• **Record excerpts**:
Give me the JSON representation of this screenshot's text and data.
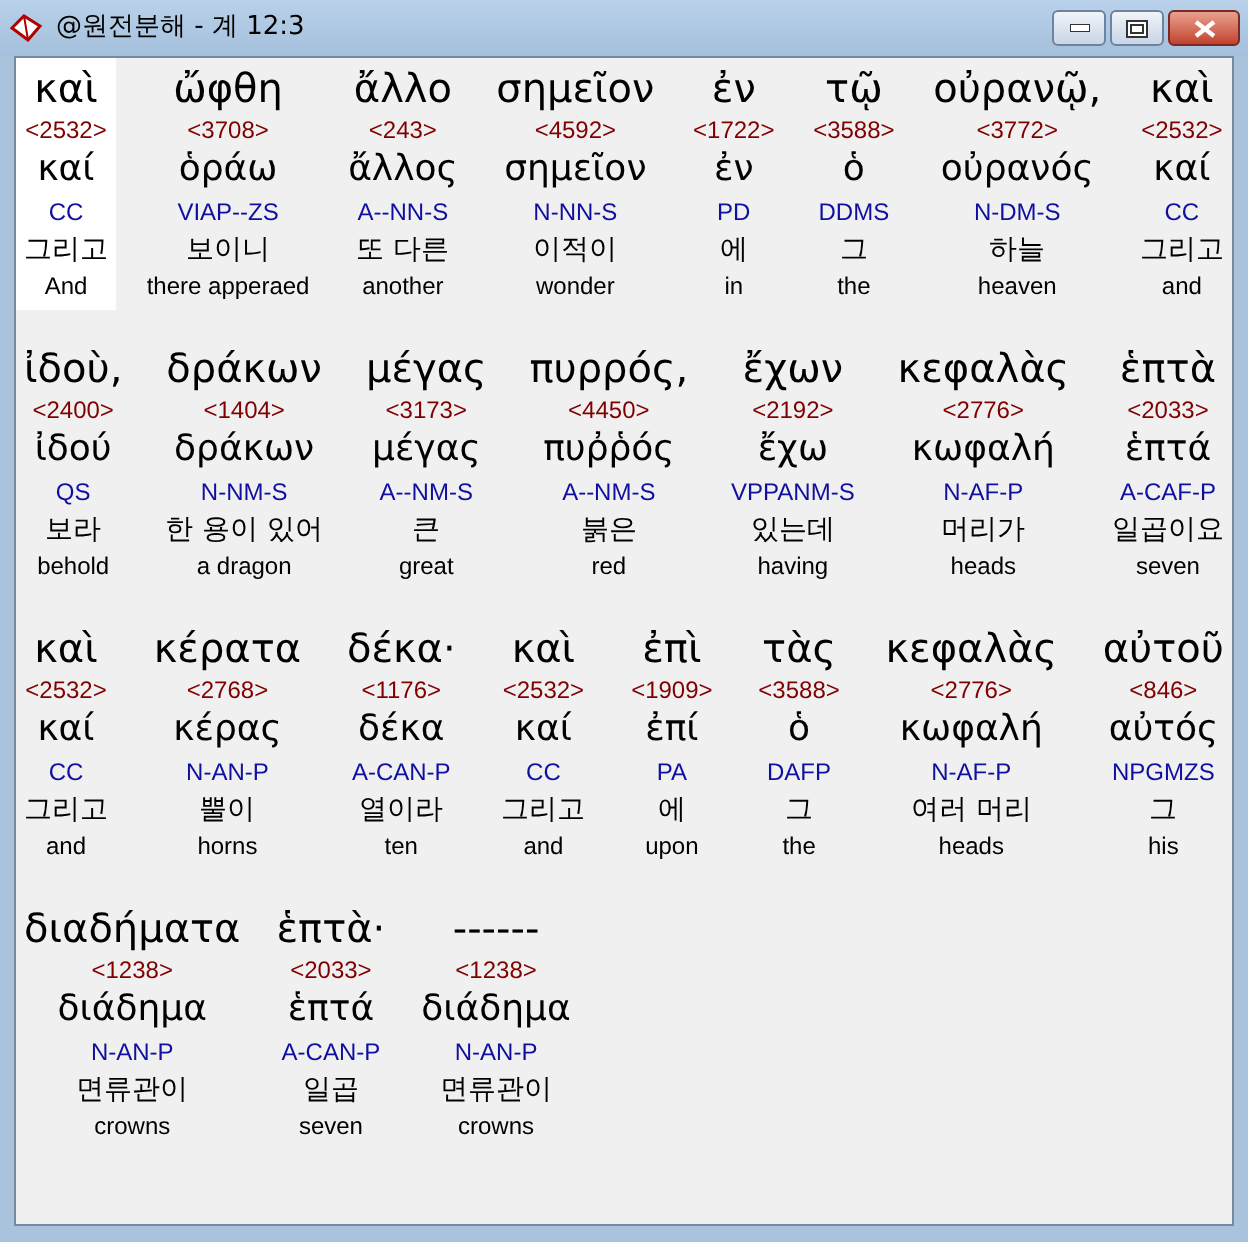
{
  "window": {
    "title": "@원전분해 - 계 12:3"
  },
  "lines": [
    [
      {
        "greek": "καὶ",
        "strongs": "<2532>",
        "lemma": "καί",
        "parse": "CC",
        "korean": "그리고",
        "english": "And",
        "selected": true
      },
      {
        "greek": "ὤφθη",
        "strongs": "<3708>",
        "lemma": "ὁράω",
        "parse": "VIAP--ZS",
        "korean": "보이니",
        "english": "there apperaed",
        "selected": false
      },
      {
        "greek": "ἄλλο",
        "strongs": "<243>",
        "lemma": "ἄλλος",
        "parse": "A--NN-S",
        "korean": "또 다른",
        "english": "another",
        "selected": false
      },
      {
        "greek": "σημεῖον",
        "strongs": "<4592>",
        "lemma": "σημεῖον",
        "parse": "N-NN-S",
        "korean": "이적이",
        "english": "wonder",
        "selected": false
      },
      {
        "greek": "ἐν",
        "strongs": "<1722>",
        "lemma": "ἐν",
        "parse": "PD",
        "korean": "에",
        "english": "in",
        "selected": false
      },
      {
        "greek": "τῷ",
        "strongs": "<3588>",
        "lemma": "ὁ",
        "parse": "DDMS",
        "korean": "그",
        "english": "the",
        "selected": false
      },
      {
        "greek": "οὐρανῷ,",
        "strongs": "<3772>",
        "lemma": "οὐρανός",
        "parse": "N-DM-S",
        "korean": "하늘",
        "english": "heaven",
        "selected": false
      },
      {
        "greek": "καὶ",
        "strongs": "<2532>",
        "lemma": "καί",
        "parse": "CC",
        "korean": "그리고",
        "english": "and",
        "selected": false
      }
    ],
    [
      {
        "greek": "ἰδοὺ,",
        "strongs": "<2400>",
        "lemma": "ἰδού",
        "parse": "QS",
        "korean": "보라",
        "english": "behold",
        "selected": false
      },
      {
        "greek": "δράκων",
        "strongs": "<1404>",
        "lemma": "δράκων",
        "parse": "N-NM-S",
        "korean": "한 용이 있어",
        "english": "a dragon",
        "selected": false
      },
      {
        "greek": "μέγας",
        "strongs": "<3173>",
        "lemma": "μέγας",
        "parse": "A--NM-S",
        "korean": "큰",
        "english": "great",
        "selected": false
      },
      {
        "greek": "πυρρός,",
        "strongs": "<4450>",
        "lemma": "πυῤῥός",
        "parse": "A--NM-S",
        "korean": "붉은",
        "english": "red",
        "selected": false
      },
      {
        "greek": "ἔχων",
        "strongs": "<2192>",
        "lemma": "ἔχω",
        "parse": "VPPANM-S",
        "korean": "있는데",
        "english": "having",
        "selected": false
      },
      {
        "greek": "κεφαλὰς",
        "strongs": "<2776>",
        "lemma": "κωφαλή",
        "parse": "N-AF-P",
        "korean": "머리가",
        "english": "heads",
        "selected": false
      },
      {
        "greek": "ἑπτὰ",
        "strongs": "<2033>",
        "lemma": "ἑπτά",
        "parse": "A-CAF-P",
        "korean": "일곱이요",
        "english": "seven",
        "selected": false
      }
    ],
    [
      {
        "greek": "καὶ",
        "strongs": "<2532>",
        "lemma": "καί",
        "parse": "CC",
        "korean": "그리고",
        "english": "and",
        "selected": false
      },
      {
        "greek": "κέρατα",
        "strongs": "<2768>",
        "lemma": "κέρας",
        "parse": "N-AN-P",
        "korean": "뿔이",
        "english": "horns",
        "selected": false
      },
      {
        "greek": "δέκα·",
        "strongs": "<1176>",
        "lemma": "δέκα",
        "parse": "A-CAN-P",
        "korean": "열이라",
        "english": "ten",
        "selected": false
      },
      {
        "greek": "καὶ",
        "strongs": "<2532>",
        "lemma": "καί",
        "parse": "CC",
        "korean": "그리고",
        "english": "and",
        "selected": false
      },
      {
        "greek": "ἐπὶ",
        "strongs": "<1909>",
        "lemma": "ἐπί",
        "parse": "PA",
        "korean": "에",
        "english": "upon",
        "selected": false
      },
      {
        "greek": "τὰς",
        "strongs": "<3588>",
        "lemma": "ὁ",
        "parse": "DAFP",
        "korean": "그",
        "english": "the",
        "selected": false
      },
      {
        "greek": "κεφαλὰς",
        "strongs": "<2776>",
        "lemma": "κωφαλή",
        "parse": "N-AF-P",
        "korean": "여러 머리",
        "english": "heads",
        "selected": false
      },
      {
        "greek": "αὐτοῦ",
        "strongs": "<846>",
        "lemma": "αὐτός",
        "parse": "NPGMZS",
        "korean": "그",
        "english": "his",
        "selected": false
      }
    ],
    [
      {
        "greek": "διαδήματα",
        "strongs": "<1238>",
        "lemma": "διάδημα",
        "parse": "N-AN-P",
        "korean": "면류관이",
        "english": "crowns",
        "selected": false
      },
      {
        "greek": "ἑπτὰ·",
        "strongs": "<2033>",
        "lemma": "ἑπτά",
        "parse": "A-CAN-P",
        "korean": "일곱",
        "english": "seven",
        "selected": false
      },
      {
        "greek": "------",
        "strongs": "<1238>",
        "lemma": "διάδημα",
        "parse": "N-AN-P",
        "korean": "면류관이",
        "english": "crowns",
        "selected": false
      }
    ]
  ]
}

• **Work required**:
Return the whole listing, word for word, and leave out every picture.

• **Written response**:
Give me the JSON representation of this screenshot's text and data.
{
  "window": {
    "title": "@원전분해 - 계 12:3"
  },
  "lines": [
    [
      {
        "greek": "καὶ",
        "strongs": "<2532>",
        "lemma": "καί",
        "parse": "CC",
        "korean": "그리고",
        "english": "And",
        "selected": true
      },
      {
        "greek": "ὤφθη",
        "strongs": "<3708>",
        "lemma": "ὁράω",
        "parse": "VIAP--ZS",
        "korean": "보이니",
        "english": "there apperaed",
        "selected": false
      },
      {
        "greek": "ἄλλο",
        "strongs": "<243>",
        "lemma": "ἄλλος",
        "parse": "A--NN-S",
        "korean": "또 다른",
        "english": "another",
        "selected": false
      },
      {
        "greek": "σημεῖον",
        "strongs": "<4592>",
        "lemma": "σημεῖον",
        "parse": "N-NN-S",
        "korean": "이적이",
        "english": "wonder",
        "selected": false
      },
      {
        "greek": "ἐν",
        "strongs": "<1722>",
        "lemma": "ἐν",
        "parse": "PD",
        "korean": "에",
        "english": "in",
        "selected": false
      },
      {
        "greek": "τῷ",
        "strongs": "<3588>",
        "lemma": "ὁ",
        "parse": "DDMS",
        "korean": "그",
        "english": "the",
        "selected": false
      },
      {
        "greek": "οὐρανῷ,",
        "strongs": "<3772>",
        "lemma": "οὐρανός",
        "parse": "N-DM-S",
        "korean": "하늘",
        "english": "heaven",
        "selected": false
      },
      {
        "greek": "καὶ",
        "strongs": "<2532>",
        "lemma": "καί",
        "parse": "CC",
        "korean": "그리고",
        "english": "and",
        "selected": false
      }
    ],
    [
      {
        "greek": "ἰδοὺ,",
        "strongs": "<2400>",
        "lemma": "ἰδού",
        "parse": "QS",
        "korean": "보라",
        "english": "behold",
        "selected": false
      },
      {
        "greek": "δράκων",
        "strongs": "<1404>",
        "lemma": "δράκων",
        "parse": "N-NM-S",
        "korean": "한 용이 있어",
        "english": "a dragon",
        "selected": false
      },
      {
        "greek": "μέγας",
        "strongs": "<3173>",
        "lemma": "μέγας",
        "parse": "A--NM-S",
        "korean": "큰",
        "english": "great",
        "selected": false
      },
      {
        "greek": "πυρρός,",
        "strongs": "<4450>",
        "lemma": "πυῤῥός",
        "parse": "A--NM-S",
        "korean": "붉은",
        "english": "red",
        "selected": false
      },
      {
        "greek": "ἔχων",
        "strongs": "<2192>",
        "lemma": "ἔχω",
        "parse": "VPPANM-S",
        "korean": "있는데",
        "english": "having",
        "selected": false
      },
      {
        "greek": "κεφαλὰς",
        "strongs": "<2776>",
        "lemma": "κωφαλή",
        "parse": "N-AF-P",
        "korean": "머리가",
        "english": "heads",
        "selected": false
      },
      {
        "greek": "ἑπτὰ",
        "strongs": "<2033>",
        "lemma": "ἑπτά",
        "parse": "A-CAF-P",
        "korean": "일곱이요",
        "english": "seven",
        "selected": false
      }
    ],
    [
      {
        "greek": "καὶ",
        "strongs": "<2532>",
        "lemma": "καί",
        "parse": "CC",
        "korean": "그리고",
        "english": "and",
        "selected": false
      },
      {
        "greek": "κέρατα",
        "strongs": "<2768>",
        "lemma": "κέρας",
        "parse": "N-AN-P",
        "korean": "뿔이",
        "english": "horns",
        "selected": false
      },
      {
        "greek": "δέκα·",
        "strongs": "<1176>",
        "lemma": "δέκα",
        "parse": "A-CAN-P",
        "korean": "열이라",
        "english": "ten",
        "selected": false
      },
      {
        "greek": "καὶ",
        "strongs": "<2532>",
        "lemma": "καί",
        "parse": "CC",
        "korean": "그리고",
        "english": "and",
        "selected": false
      },
      {
        "greek": "ἐπὶ",
        "strongs": "<1909>",
        "lemma": "ἐπί",
        "parse": "PA",
        "korean": "에",
        "english": "upon",
        "selected": false
      },
      {
        "greek": "τὰς",
        "strongs": "<3588>",
        "lemma": "ὁ",
        "parse": "DAFP",
        "korean": "그",
        "english": "the",
        "selected": false
      },
      {
        "greek": "κεφαλὰς",
        "strongs": "<2776>",
        "lemma": "κωφαλή",
        "parse": "N-AF-P",
        "korean": "여러 머리",
        "english": "heads",
        "selected": false
      },
      {
        "greek": "αὐτοῦ",
        "strongs": "<846>",
        "lemma": "αὐτός",
        "parse": "NPGMZS",
        "korean": "그",
        "english": "his",
        "selected": false
      }
    ],
    [
      {
        "greek": "διαδήματα",
        "strongs": "<1238>",
        "lemma": "διάδημα",
        "parse": "N-AN-P",
        "korean": "면류관이",
        "english": "crowns",
        "selected": false
      },
      {
        "greek": "ἑπτὰ·",
        "strongs": "<2033>",
        "lemma": "ἑπτά",
        "parse": "A-CAN-P",
        "korean": "일곱",
        "english": "seven",
        "selected": false
      },
      {
        "greek": "------",
        "strongs": "<1238>",
        "lemma": "διάδημα",
        "parse": "N-AN-P",
        "korean": "면류관이",
        "english": "crowns",
        "selected": false
      }
    ]
  ]
}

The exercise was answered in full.